## Start Dataset extract
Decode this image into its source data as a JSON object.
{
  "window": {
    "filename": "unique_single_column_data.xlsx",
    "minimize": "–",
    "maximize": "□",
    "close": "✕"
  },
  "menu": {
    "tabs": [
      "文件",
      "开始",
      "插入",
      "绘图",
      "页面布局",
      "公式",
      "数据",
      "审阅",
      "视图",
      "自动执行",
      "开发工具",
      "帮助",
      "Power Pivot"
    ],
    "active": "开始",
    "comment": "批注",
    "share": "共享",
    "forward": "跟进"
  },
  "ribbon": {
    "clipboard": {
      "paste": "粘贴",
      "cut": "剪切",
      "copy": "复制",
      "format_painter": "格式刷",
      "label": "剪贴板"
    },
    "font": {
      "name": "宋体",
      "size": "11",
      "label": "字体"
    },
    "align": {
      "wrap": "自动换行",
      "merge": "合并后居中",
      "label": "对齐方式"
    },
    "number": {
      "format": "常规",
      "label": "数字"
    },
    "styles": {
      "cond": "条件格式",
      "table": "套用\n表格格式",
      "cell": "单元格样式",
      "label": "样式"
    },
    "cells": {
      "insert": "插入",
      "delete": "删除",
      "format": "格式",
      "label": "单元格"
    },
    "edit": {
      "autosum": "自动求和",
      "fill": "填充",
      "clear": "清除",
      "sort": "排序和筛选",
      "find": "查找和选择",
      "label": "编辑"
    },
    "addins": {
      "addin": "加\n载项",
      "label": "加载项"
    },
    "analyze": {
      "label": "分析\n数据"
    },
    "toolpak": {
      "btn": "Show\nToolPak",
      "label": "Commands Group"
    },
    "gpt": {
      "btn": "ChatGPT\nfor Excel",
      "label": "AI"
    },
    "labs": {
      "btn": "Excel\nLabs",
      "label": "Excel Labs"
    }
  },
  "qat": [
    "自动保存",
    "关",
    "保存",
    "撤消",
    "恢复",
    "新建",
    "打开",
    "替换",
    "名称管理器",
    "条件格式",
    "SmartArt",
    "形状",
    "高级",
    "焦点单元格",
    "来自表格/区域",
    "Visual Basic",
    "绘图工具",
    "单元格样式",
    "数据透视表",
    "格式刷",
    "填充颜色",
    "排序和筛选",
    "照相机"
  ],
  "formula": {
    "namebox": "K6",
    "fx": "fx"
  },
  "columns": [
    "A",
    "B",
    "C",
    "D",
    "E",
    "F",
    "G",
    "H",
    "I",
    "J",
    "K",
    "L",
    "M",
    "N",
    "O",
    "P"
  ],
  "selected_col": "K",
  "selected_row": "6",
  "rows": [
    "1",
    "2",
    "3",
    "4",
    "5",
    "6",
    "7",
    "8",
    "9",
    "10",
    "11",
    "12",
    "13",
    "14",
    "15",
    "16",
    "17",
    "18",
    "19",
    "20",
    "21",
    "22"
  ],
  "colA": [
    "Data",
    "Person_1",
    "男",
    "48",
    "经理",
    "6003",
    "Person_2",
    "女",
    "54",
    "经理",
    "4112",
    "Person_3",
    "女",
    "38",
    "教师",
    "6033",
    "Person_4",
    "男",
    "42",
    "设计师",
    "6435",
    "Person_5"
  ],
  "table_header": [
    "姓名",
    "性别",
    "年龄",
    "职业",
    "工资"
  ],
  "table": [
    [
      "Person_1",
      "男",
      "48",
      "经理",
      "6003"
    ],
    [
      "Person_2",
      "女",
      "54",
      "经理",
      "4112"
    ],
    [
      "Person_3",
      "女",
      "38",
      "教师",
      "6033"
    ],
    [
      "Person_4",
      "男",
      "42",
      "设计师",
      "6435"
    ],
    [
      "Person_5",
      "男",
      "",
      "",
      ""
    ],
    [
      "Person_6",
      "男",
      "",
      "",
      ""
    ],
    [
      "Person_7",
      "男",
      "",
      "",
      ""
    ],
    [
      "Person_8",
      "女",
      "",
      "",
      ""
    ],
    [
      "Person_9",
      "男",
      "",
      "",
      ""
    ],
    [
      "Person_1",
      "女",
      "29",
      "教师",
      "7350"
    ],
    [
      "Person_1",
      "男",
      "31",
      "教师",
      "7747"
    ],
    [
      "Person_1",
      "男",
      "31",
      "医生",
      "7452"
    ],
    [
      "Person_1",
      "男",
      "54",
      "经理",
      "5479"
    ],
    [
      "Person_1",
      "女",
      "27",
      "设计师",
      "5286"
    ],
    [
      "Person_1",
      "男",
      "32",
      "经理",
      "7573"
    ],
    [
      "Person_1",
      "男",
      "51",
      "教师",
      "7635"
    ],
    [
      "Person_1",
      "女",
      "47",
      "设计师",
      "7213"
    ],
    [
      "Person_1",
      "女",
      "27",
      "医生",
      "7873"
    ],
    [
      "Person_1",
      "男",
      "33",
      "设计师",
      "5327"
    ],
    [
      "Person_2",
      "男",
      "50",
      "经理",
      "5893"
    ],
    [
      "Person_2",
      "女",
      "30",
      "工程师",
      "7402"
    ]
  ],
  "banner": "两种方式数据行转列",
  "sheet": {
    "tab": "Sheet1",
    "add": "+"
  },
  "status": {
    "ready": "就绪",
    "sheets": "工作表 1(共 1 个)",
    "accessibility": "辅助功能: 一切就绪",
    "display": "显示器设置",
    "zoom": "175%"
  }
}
## End Dataset extract
* **Work instructions**: Copy out every entry again, exactly as it was given.

* **Correct answer**:
Decode this image into its source data as a JSON object.
{
  "window": {
    "filename": "unique_single_column_data.xlsx",
    "minimize": "–",
    "maximize": "□",
    "close": "✕"
  },
  "menu": {
    "tabs": [
      "文件",
      "开始",
      "插入",
      "绘图",
      "页面布局",
      "公式",
      "数据",
      "审阅",
      "视图",
      "自动执行",
      "开发工具",
      "帮助",
      "Power Pivot"
    ],
    "active": "开始",
    "comment": "批注",
    "share": "共享",
    "forward": "跟进"
  },
  "ribbon": {
    "clipboard": {
      "paste": "粘贴",
      "cut": "剪切",
      "copy": "复制",
      "format_painter": "格式刷",
      "label": "剪贴板"
    },
    "font": {
      "name": "宋体",
      "size": "11",
      "label": "字体"
    },
    "align": {
      "wrap": "自动换行",
      "merge": "合并后居中",
      "label": "对齐方式"
    },
    "number": {
      "format": "常规",
      "label": "数字"
    },
    "styles": {
      "cond": "条件格式",
      "table": "套用\n表格格式",
      "cell": "单元格样式",
      "label": "样式"
    },
    "cells": {
      "insert": "插入",
      "delete": "删除",
      "format": "格式",
      "label": "单元格"
    },
    "edit": {
      "autosum": "自动求和",
      "fill": "填充",
      "clear": "清除",
      "sort": "排序和筛选",
      "find": "查找和选择",
      "label": "编辑"
    },
    "addins": {
      "addin": "加\n载项",
      "label": "加载项"
    },
    "analyze": {
      "label": "分析\n数据"
    },
    "toolpak": {
      "btn": "Show\nToolPak",
      "label": "Commands Group"
    },
    "gpt": {
      "btn": "ChatGPT\nfor Excel",
      "label": "AI"
    },
    "labs": {
      "btn": "Excel\nLabs",
      "label": "Excel Labs"
    }
  },
  "qat": [
    "自动保存",
    "关",
    "保存",
    "撤消",
    "恢复",
    "新建",
    "打开",
    "替换",
    "名称管理器",
    "条件格式",
    "SmartArt",
    "形状",
    "高级",
    "焦点单元格",
    "来自表格/区域",
    "Visual Basic",
    "绘图工具",
    "单元格样式",
    "数据透视表",
    "格式刷",
    "填充颜色",
    "排序和筛选",
    "照相机"
  ],
  "formula": {
    "namebox": "K6",
    "fx": "fx"
  },
  "columns": [
    "A",
    "B",
    "C",
    "D",
    "E",
    "F",
    "G",
    "H",
    "I",
    "J",
    "K",
    "L",
    "M",
    "N",
    "O",
    "P"
  ],
  "selected_col": "K",
  "selected_row": "6",
  "rows": [
    "1",
    "2",
    "3",
    "4",
    "5",
    "6",
    "7",
    "8",
    "9",
    "10",
    "11",
    "12",
    "13",
    "14",
    "15",
    "16",
    "17",
    "18",
    "19",
    "20",
    "21",
    "22"
  ],
  "colA": [
    "Data",
    "Person_1",
    "男",
    "48",
    "经理",
    "6003",
    "Person_2",
    "女",
    "54",
    "经理",
    "4112",
    "Person_3",
    "女",
    "38",
    "教师",
    "6033",
    "Person_4",
    "男",
    "42",
    "设计师",
    "6435",
    "Person_5"
  ],
  "table_header": [
    "姓名",
    "性别",
    "年龄",
    "职业",
    "工资"
  ],
  "table": [
    [
      "Person_1",
      "男",
      "48",
      "经理",
      "6003"
    ],
    [
      "Person_2",
      "女",
      "54",
      "经理",
      "4112"
    ],
    [
      "Person_3",
      "女",
      "38",
      "教师",
      "6033"
    ],
    [
      "Person_4",
      "男",
      "42",
      "设计师",
      "6435"
    ],
    [
      "Person_5",
      "男",
      "",
      "",
      ""
    ],
    [
      "Person_6",
      "男",
      "",
      "",
      ""
    ],
    [
      "Person_7",
      "男",
      "",
      "",
      ""
    ],
    [
      "Person_8",
      "女",
      "",
      "",
      ""
    ],
    [
      "Person_9",
      "男",
      "",
      "",
      ""
    ],
    [
      "Person_1",
      "女",
      "29",
      "教师",
      "7350"
    ],
    [
      "Person_1",
      "男",
      "31",
      "教师",
      "7747"
    ],
    [
      "Person_1",
      "男",
      "31",
      "医生",
      "7452"
    ],
    [
      "Person_1",
      "男",
      "54",
      "经理",
      "5479"
    ],
    [
      "Person_1",
      "女",
      "27",
      "设计师",
      "5286"
    ],
    [
      "Person_1",
      "男",
      "32",
      "经理",
      "7573"
    ],
    [
      "Person_1",
      "男",
      "51",
      "教师",
      "7635"
    ],
    [
      "Person_1",
      "女",
      "47",
      "设计师",
      "7213"
    ],
    [
      "Person_1",
      "女",
      "27",
      "医生",
      "7873"
    ],
    [
      "Person_1",
      "男",
      "33",
      "设计师",
      "5327"
    ],
    [
      "Person_2",
      "男",
      "50",
      "经理",
      "5893"
    ],
    [
      "Person_2",
      "女",
      "30",
      "工程师",
      "7402"
    ]
  ],
  "banner": "两种方式数据行转列",
  "sheet": {
    "tab": "Sheet1",
    "add": "+"
  },
  "status": {
    "ready": "就绪",
    "sheets": "工作表 1(共 1 个)",
    "accessibility": "辅助功能: 一切就绪",
    "display": "显示器设置",
    "zoom": "175%"
  }
}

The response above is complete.